- **Task to carry out**:
Reproduce each line exactly, including spacing and punctuation.
══ The data
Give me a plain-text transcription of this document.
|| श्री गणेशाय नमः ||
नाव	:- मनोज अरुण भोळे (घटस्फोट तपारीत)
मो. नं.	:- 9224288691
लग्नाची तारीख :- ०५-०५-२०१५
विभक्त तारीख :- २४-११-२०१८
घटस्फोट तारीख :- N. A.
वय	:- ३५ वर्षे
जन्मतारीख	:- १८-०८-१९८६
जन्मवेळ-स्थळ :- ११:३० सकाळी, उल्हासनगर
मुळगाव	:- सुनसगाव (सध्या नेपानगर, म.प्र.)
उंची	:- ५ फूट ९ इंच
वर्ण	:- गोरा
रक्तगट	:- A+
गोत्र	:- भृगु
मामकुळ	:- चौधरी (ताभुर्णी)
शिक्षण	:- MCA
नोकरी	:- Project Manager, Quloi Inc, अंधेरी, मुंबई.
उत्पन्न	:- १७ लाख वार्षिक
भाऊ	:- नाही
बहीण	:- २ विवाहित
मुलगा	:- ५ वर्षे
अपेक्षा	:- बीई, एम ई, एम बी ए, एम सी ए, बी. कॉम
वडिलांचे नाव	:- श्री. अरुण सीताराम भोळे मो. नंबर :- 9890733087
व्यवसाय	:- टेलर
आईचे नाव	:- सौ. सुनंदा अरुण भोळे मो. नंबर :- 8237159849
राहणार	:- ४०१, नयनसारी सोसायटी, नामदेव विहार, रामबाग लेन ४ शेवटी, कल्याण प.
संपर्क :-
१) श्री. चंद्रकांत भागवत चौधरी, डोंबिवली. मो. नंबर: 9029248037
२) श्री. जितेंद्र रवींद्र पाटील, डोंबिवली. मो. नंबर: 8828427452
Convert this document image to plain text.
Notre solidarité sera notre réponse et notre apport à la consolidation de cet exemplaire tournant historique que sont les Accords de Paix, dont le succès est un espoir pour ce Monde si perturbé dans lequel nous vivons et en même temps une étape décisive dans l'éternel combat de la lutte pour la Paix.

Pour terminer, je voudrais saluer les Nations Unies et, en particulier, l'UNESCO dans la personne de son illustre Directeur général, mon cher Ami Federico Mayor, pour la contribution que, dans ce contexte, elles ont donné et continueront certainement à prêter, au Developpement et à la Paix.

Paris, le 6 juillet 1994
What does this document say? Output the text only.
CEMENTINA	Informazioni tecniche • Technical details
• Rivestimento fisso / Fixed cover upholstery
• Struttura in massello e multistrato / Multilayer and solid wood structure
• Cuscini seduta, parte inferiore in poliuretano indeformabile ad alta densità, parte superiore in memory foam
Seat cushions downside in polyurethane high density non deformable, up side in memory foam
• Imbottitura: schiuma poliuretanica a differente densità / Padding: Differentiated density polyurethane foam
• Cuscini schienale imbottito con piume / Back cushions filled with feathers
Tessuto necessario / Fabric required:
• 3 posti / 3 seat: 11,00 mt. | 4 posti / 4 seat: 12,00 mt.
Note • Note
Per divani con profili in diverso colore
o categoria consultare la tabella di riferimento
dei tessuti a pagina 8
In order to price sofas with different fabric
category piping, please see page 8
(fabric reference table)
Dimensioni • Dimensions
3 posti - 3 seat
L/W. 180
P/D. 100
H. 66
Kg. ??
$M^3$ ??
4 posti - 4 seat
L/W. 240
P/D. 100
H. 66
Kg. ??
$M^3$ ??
════
- **Written response**:
Give me a plain-text transcription of this document.
|| श्री गणेशाय नमः ||
नाव	:- मनोज अरुण भोळे (घटस्फोट तपारीत)
मो. नं.	:- 9224288691
लग्नाची तारीख :- ०५-०५-२०१५
विभक्त तारीख :- २४-११-२०१८
घटस्फोट तारीख :- N. A.
वय	:- ३५ वर्षे
जन्मतारीख	:- १८-०८-१९८६
जन्मवेळ-स्थळ :- ११:३० सकाळी, उल्हासनगर
मुळगाव	:- सुनसगाव (सध्या नेपानगर, म.प्र.)
उंची	:- ५ फूट ९ इंच
वर्ण	:- गोरा
रक्तगट	:- A+
गोत्र	:- भृगु
मामकुळ	:- चौधरी (ताभुर्णी)
शिक्षण	:- MCA
नोकरी	:- Project Manager, Quloi Inc, अंधेरी, मुंबई.
उत्पन्न	:- १७ लाख वार्षिक
भाऊ	:- नाही
बहीण	:- २ विवाहित
मुलगा	:- ५ वर्षे
अपेक्षा	:- बीई, एम ई, एम बी ए, एम सी ए, बी. कॉम
वडिलांचे नाव	:- श्री. अरुण सीताराम भोळे मो. नंबर :- 9890733087
व्यवसाय	:- टेलर
आईचे नाव	:- सौ. सुनंदा अरुण भोळे मो. नंबर :- 8237159849
राहणार	:- ४०१, नयनसारी सोसायटी, नामदेव विहार, रामबाग लेन ४ शेवटी, कल्याण प.
संपर्क :-
१) श्री. चंद्रकांत भागवत चौधरी, डोंबिवली. मो. नंबर: 9029248037
२) श्री. जितेंद्र रवींद्र पाटील, डोंबिवली. मो. नंबर: 8828427452
Convert this document image to plain text.
Notre solidarité sera notre réponse et notre apport à la consolidation de cet exemplaire tournant historique que sont les Accords de Paix, dont le succès est un espoir pour ce Monde si perturbé dans lequel nous vivons et en même temps une étape décisive dans l'éternel combat de la lutte pour la Paix.

Pour terminer, je voudrais saluer les Nations Unies et, en particulier, l'UNESCO dans la personne de son illustre Directeur général, mon cher Ami Federico Mayor, pour la contribution que, dans ce contexte, elles ont donné et continueront certainement à prêter, au Developpement et à la Paix.

Paris, le 6 juillet 1994
What does this document say? Output the text only.
CEMENTINA	Informazioni tecniche • Technical details
• Rivestimento fisso / Fixed cover upholstery
• Struttura in massello e multistrato / Multilayer and solid wood structure
• Cuscini seduta, parte inferiore in poliuretano indeformabile ad alta densità, parte superiore in memory foam
Seat cushions downside in polyurethane high density non deformable, up side in memory foam
• Imbottitura: schiuma poliuretanica a differente densità / Padding: Differentiated density polyurethane foam
• Cuscini schienale imbottito con piume / Back cushions filled with feathers
Tessuto necessario / Fabric required:
• 3 posti / 3 seat: 11,00 mt. | 4 posti / 4 seat: 12,00 mt.
Note • Note
Per divani con profili in diverso colore
o categoria consultare la tabella di riferimento
dei tessuti a pagina 8
In order to price sofas with different fabric
category piping, please see page 8
(fabric reference table)
Dimensioni • Dimensions
3 posti - 3 seat
L/W. 180
P/D. 100
H. 66
Kg. ??
$M^3$ ??
4 posti - 4 seat
L/W. 240
P/D. 100
H. 66
Kg. ??
$M^3$ ??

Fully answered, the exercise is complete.